The task
From the records below, pull each line that has "offered".

Data for the task
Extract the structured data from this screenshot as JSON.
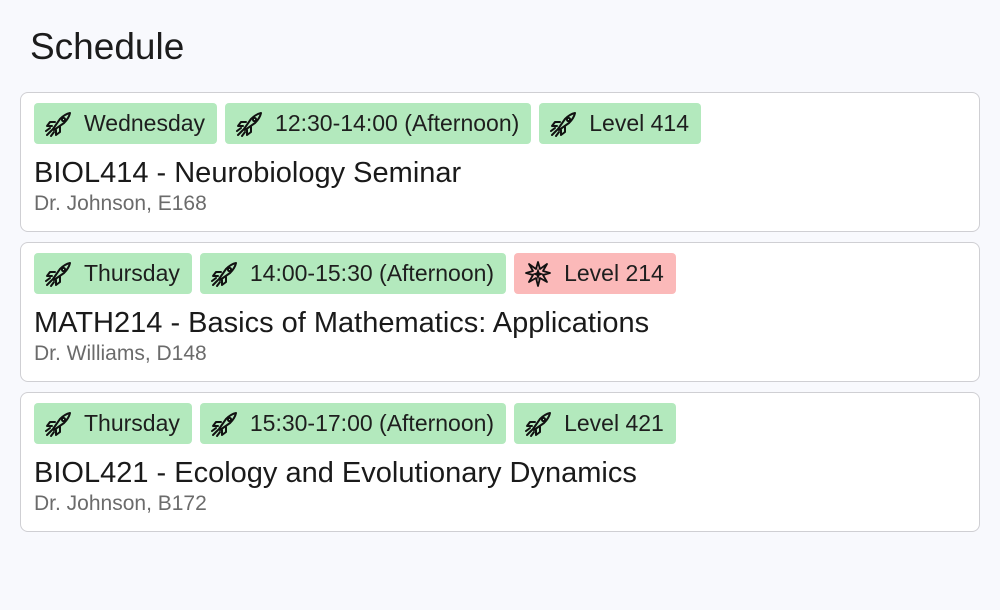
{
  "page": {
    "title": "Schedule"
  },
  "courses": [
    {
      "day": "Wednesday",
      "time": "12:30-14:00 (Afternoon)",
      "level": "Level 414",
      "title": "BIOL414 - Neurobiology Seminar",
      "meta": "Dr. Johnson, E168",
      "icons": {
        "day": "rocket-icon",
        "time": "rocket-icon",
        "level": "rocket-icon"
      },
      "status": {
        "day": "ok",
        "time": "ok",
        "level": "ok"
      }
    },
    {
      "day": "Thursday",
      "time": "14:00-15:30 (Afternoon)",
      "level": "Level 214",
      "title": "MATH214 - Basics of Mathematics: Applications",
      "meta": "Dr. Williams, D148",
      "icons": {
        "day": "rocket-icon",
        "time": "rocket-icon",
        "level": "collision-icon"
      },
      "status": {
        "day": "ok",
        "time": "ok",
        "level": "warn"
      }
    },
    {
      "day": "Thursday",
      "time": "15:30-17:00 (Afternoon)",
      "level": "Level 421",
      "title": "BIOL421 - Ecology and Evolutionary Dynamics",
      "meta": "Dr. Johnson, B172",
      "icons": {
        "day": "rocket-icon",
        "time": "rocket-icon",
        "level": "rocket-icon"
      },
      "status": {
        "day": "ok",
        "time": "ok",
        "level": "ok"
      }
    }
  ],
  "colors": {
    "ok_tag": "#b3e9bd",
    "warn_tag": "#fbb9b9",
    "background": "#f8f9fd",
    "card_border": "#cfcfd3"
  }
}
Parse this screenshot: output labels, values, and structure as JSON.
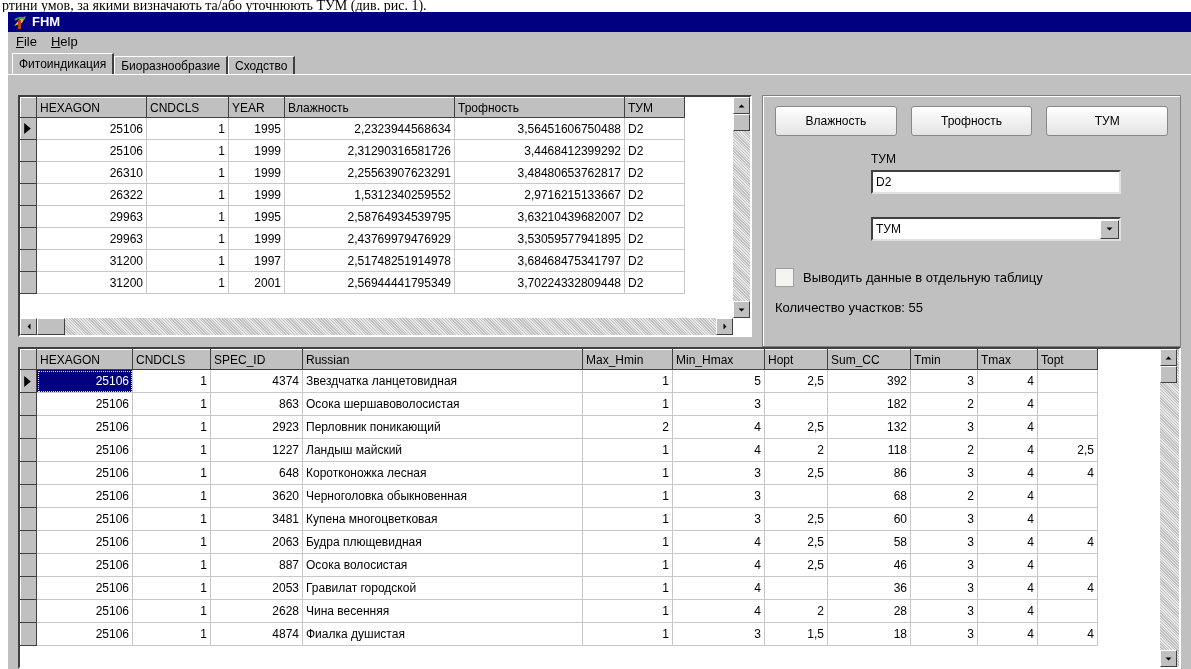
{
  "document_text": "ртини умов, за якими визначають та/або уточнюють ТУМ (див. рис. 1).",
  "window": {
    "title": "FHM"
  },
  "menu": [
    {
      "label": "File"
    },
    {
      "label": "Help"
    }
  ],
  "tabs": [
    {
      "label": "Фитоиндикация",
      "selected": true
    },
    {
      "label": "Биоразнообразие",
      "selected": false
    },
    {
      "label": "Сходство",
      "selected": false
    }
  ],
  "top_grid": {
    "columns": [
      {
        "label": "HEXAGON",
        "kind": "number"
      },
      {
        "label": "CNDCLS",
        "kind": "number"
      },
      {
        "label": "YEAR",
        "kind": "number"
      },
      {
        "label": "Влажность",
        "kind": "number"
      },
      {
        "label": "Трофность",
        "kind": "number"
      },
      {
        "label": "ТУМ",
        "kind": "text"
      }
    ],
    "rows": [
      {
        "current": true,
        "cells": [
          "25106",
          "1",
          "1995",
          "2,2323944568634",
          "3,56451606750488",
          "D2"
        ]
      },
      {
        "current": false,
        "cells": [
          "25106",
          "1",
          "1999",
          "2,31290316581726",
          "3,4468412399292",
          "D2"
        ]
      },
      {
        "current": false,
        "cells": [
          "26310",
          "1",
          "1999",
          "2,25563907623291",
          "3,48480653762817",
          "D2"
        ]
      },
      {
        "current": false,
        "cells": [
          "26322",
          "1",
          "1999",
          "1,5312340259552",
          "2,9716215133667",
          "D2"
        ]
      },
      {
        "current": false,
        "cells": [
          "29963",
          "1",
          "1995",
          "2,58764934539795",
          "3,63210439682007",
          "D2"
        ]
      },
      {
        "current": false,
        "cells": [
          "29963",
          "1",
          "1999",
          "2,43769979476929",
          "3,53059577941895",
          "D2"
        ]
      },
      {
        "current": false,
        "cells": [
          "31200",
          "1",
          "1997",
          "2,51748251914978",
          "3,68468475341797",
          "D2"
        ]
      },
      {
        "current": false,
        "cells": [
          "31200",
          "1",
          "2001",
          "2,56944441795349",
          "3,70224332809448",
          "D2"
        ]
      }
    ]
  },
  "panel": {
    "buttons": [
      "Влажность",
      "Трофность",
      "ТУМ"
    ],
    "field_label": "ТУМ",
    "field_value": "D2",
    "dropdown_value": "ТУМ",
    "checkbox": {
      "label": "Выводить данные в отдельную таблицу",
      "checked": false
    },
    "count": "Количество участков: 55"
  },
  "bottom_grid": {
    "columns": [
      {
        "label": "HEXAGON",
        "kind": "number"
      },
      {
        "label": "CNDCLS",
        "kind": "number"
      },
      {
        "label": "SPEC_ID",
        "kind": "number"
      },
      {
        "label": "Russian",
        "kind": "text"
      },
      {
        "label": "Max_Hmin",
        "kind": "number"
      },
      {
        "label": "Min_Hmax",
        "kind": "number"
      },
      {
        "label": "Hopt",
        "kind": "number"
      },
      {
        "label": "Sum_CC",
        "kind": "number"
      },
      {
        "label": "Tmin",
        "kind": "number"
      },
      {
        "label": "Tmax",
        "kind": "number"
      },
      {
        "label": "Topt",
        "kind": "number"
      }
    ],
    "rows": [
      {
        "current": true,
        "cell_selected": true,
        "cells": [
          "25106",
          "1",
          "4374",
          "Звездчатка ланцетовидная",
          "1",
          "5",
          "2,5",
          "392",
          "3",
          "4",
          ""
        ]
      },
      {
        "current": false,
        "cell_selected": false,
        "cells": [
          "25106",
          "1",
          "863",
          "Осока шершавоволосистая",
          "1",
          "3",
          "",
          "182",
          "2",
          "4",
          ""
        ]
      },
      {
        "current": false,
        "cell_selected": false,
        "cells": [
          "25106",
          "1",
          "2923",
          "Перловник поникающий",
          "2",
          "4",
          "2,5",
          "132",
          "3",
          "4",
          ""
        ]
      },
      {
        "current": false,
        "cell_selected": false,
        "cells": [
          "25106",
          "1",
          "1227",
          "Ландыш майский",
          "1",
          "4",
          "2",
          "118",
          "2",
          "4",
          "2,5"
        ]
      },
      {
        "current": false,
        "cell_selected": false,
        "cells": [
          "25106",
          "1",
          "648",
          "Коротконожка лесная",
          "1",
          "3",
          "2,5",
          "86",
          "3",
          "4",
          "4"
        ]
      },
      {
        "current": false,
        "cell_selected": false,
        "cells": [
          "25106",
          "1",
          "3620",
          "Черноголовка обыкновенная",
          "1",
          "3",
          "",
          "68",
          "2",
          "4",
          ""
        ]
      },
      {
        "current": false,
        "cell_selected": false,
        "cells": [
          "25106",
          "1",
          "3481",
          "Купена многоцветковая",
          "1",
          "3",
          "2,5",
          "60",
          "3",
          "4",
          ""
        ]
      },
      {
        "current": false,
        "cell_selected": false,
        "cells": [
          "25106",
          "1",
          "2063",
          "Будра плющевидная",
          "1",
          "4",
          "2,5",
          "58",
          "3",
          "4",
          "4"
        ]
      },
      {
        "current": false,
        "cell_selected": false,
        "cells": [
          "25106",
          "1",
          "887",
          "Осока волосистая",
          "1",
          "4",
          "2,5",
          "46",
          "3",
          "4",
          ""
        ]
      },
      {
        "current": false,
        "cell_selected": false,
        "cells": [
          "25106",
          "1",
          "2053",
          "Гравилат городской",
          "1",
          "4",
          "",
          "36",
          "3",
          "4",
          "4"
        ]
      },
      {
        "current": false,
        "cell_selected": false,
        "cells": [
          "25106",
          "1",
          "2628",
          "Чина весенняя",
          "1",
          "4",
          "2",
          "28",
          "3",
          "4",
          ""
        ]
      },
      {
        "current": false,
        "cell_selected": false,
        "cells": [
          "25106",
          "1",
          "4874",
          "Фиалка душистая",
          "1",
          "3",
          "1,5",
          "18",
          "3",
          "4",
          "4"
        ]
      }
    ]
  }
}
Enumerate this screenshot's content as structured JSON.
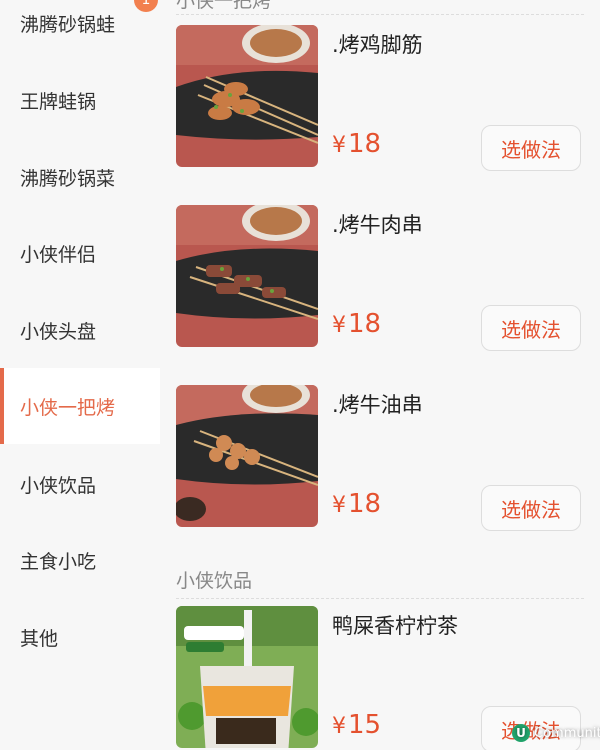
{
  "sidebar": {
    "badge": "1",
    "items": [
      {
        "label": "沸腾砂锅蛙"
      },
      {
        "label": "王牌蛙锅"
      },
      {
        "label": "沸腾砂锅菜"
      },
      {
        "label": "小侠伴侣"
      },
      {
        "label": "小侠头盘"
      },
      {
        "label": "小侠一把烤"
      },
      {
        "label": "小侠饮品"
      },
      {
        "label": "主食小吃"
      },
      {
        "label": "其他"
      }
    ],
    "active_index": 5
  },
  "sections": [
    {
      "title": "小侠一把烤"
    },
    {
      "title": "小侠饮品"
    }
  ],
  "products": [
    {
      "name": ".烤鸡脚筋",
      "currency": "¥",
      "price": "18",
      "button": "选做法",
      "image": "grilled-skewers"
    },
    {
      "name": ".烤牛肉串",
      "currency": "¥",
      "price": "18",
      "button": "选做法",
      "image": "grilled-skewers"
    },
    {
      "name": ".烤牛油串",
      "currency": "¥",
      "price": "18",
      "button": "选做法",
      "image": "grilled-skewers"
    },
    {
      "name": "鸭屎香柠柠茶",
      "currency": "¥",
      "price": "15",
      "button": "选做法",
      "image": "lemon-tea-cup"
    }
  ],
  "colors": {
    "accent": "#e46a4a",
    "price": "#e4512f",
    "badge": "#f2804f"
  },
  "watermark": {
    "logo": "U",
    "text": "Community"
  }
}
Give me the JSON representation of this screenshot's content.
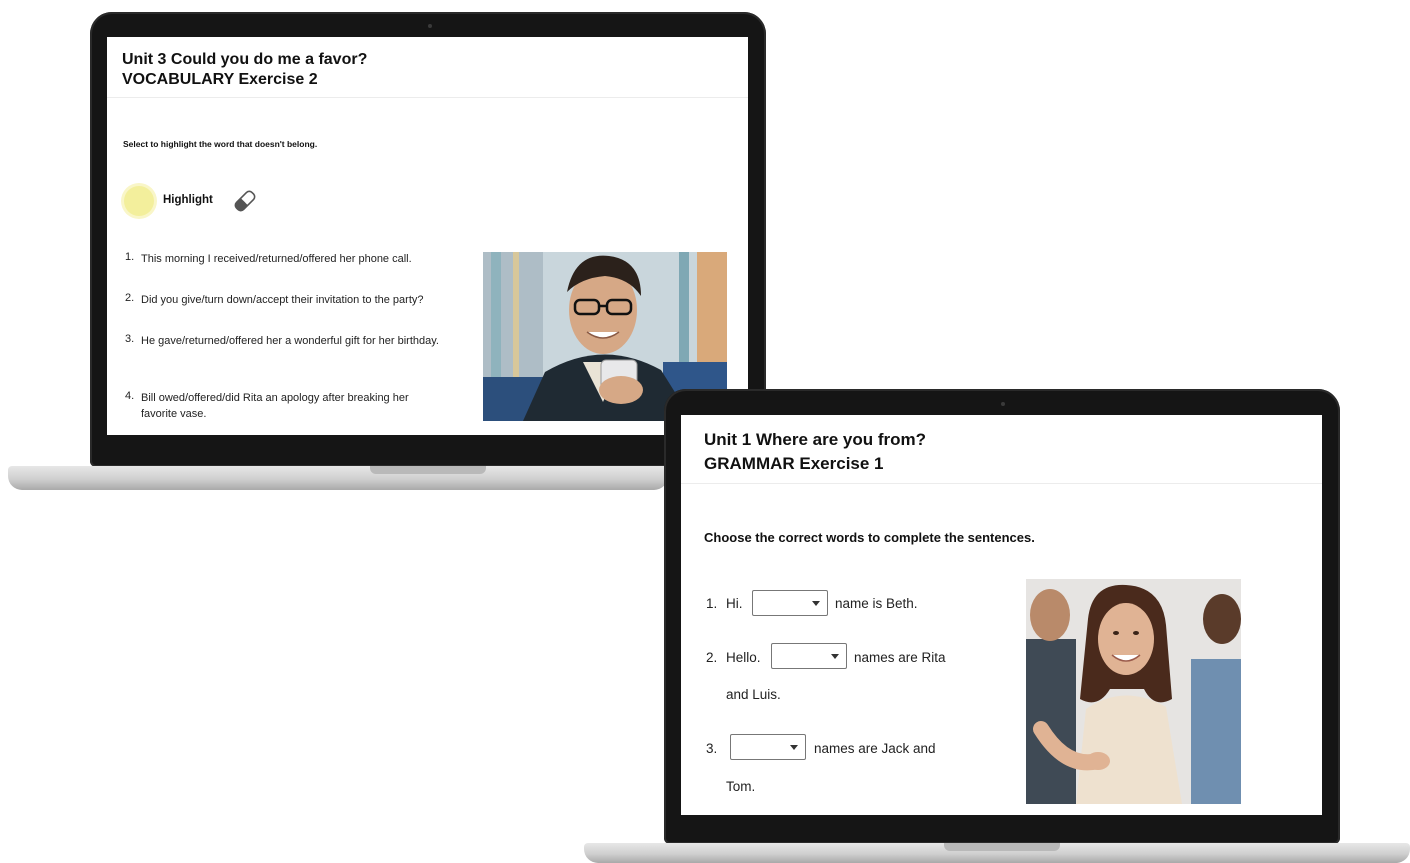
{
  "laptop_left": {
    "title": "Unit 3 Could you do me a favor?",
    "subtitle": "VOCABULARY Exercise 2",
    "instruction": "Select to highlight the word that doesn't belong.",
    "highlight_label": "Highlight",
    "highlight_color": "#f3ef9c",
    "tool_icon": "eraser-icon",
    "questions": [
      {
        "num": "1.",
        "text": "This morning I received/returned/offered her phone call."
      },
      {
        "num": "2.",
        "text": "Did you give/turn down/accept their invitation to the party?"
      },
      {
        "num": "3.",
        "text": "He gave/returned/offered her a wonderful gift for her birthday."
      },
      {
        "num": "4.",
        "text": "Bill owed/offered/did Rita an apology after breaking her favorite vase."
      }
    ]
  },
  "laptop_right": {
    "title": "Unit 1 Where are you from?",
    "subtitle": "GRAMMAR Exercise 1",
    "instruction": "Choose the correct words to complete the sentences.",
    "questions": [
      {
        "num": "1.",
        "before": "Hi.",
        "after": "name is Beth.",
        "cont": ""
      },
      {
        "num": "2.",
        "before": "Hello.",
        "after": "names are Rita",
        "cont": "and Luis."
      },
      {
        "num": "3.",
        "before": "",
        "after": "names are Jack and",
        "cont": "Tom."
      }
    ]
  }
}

Written answer
        "text": "This morning I received/returned/offered her phone call."
        "text": "He gave/returned/offered her a wonderful gift for her birthday."
        "text": "Bill owed/offered/did Rita an apology after breaking her favorite vase."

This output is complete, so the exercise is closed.